Items from a data source
++++
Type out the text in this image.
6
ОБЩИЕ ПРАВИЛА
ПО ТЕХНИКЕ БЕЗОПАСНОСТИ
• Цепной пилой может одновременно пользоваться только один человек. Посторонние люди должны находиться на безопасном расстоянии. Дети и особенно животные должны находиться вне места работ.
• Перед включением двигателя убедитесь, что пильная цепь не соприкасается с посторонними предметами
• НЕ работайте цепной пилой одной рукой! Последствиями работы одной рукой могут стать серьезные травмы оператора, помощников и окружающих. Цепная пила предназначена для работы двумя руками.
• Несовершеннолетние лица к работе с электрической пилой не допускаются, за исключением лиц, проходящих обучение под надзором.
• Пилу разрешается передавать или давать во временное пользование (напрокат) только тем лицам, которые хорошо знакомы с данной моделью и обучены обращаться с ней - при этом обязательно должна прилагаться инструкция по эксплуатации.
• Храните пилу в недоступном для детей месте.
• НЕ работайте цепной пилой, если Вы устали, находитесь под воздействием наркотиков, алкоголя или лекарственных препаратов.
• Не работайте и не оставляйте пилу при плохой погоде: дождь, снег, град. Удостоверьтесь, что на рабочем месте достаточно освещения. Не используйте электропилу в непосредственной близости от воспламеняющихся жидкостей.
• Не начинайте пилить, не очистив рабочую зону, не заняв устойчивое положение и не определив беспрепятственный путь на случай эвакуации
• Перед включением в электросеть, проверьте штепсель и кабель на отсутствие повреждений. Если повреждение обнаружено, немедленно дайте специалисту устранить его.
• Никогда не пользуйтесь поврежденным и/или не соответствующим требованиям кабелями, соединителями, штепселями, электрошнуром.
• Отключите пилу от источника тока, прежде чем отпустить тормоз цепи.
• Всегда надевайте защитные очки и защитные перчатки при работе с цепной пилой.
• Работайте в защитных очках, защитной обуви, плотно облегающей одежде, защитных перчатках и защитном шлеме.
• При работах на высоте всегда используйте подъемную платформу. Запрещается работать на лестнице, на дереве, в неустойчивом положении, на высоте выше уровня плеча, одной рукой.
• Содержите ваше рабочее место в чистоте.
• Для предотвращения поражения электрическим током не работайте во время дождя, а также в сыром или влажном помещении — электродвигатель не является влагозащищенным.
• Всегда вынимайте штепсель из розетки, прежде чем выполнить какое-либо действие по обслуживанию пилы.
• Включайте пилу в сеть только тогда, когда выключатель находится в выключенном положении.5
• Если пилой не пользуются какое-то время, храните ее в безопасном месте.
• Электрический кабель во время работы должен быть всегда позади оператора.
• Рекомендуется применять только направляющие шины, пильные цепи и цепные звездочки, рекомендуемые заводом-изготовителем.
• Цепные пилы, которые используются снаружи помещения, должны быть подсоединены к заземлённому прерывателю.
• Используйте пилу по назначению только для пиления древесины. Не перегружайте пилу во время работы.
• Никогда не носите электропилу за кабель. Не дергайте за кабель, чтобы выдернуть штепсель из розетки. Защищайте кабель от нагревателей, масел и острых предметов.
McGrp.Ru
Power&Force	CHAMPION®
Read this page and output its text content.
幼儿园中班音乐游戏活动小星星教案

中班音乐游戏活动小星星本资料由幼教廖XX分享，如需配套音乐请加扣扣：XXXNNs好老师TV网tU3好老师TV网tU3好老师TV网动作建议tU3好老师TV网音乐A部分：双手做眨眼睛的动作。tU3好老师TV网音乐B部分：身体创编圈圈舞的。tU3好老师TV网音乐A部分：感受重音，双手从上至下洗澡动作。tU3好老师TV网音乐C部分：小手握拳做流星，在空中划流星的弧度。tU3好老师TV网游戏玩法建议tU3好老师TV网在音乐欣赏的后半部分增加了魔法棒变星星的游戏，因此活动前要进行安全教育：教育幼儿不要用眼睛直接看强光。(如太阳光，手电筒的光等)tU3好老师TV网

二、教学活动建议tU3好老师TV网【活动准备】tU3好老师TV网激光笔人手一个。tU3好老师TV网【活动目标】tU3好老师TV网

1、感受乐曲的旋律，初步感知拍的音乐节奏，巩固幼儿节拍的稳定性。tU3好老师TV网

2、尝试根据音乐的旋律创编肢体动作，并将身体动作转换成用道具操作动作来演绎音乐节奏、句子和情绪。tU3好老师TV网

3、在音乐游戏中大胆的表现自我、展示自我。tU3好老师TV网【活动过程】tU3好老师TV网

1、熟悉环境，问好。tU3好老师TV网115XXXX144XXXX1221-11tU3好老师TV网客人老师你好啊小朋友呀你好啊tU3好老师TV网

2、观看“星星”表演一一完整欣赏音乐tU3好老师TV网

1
++++
#### Prompt
Your task is to output exactly the lines running from the one with "Read this page and output its text content." through the final line of the material above, with both ends included.

#### Answer to this task
Read this page and output its text content.
幼儿园中班音乐游戏活动小星星教案

中班音乐游戏活动小星星本资料由幼教廖XX分享，如需配套音乐请加扣扣：XXXNNs好老师TV网tU3好老师TV网tU3好老师TV网动作建议tU3好老师TV网音乐A部分：双手做眨眼睛的动作。tU3好老师TV网音乐B部分：身体创编圈圈舞的。tU3好老师TV网音乐A部分：感受重音，双手从上至下洗澡动作。tU3好老师TV网音乐C部分：小手握拳做流星，在空中划流星的弧度。tU3好老师TV网游戏玩法建议tU3好老师TV网在音乐欣赏的后半部分增加了魔法棒变星星的游戏，因此活动前要进行安全教育：教育幼儿不要用眼睛直接看强光。(如太阳光，手电筒的光等)tU3好老师TV网

二、教学活动建议tU3好老师TV网【活动准备】tU3好老师TV网激光笔人手一个。tU3好老师TV网【活动目标】tU3好老师TV网

1、感受乐曲的旋律，初步感知拍的音乐节奏，巩固幼儿节拍的稳定性。tU3好老师TV网

2、尝试根据音乐的旋律创编肢体动作，并将身体动作转换成用道具操作动作来演绎音乐节奏、句子和情绪。tU3好老师TV网

3、在音乐游戏中大胆的表现自我、展示自我。tU3好老师TV网【活动过程】tU3好老师TV网

1、熟悉环境，问好。tU3好老师TV网115XXXX144XXXX1221-11tU3好老师TV网客人老师你好啊小朋友呀你好啊tU3好老师TV网

2、观看“星星”表演一一完整欣赏音乐tU3好老师TV网

1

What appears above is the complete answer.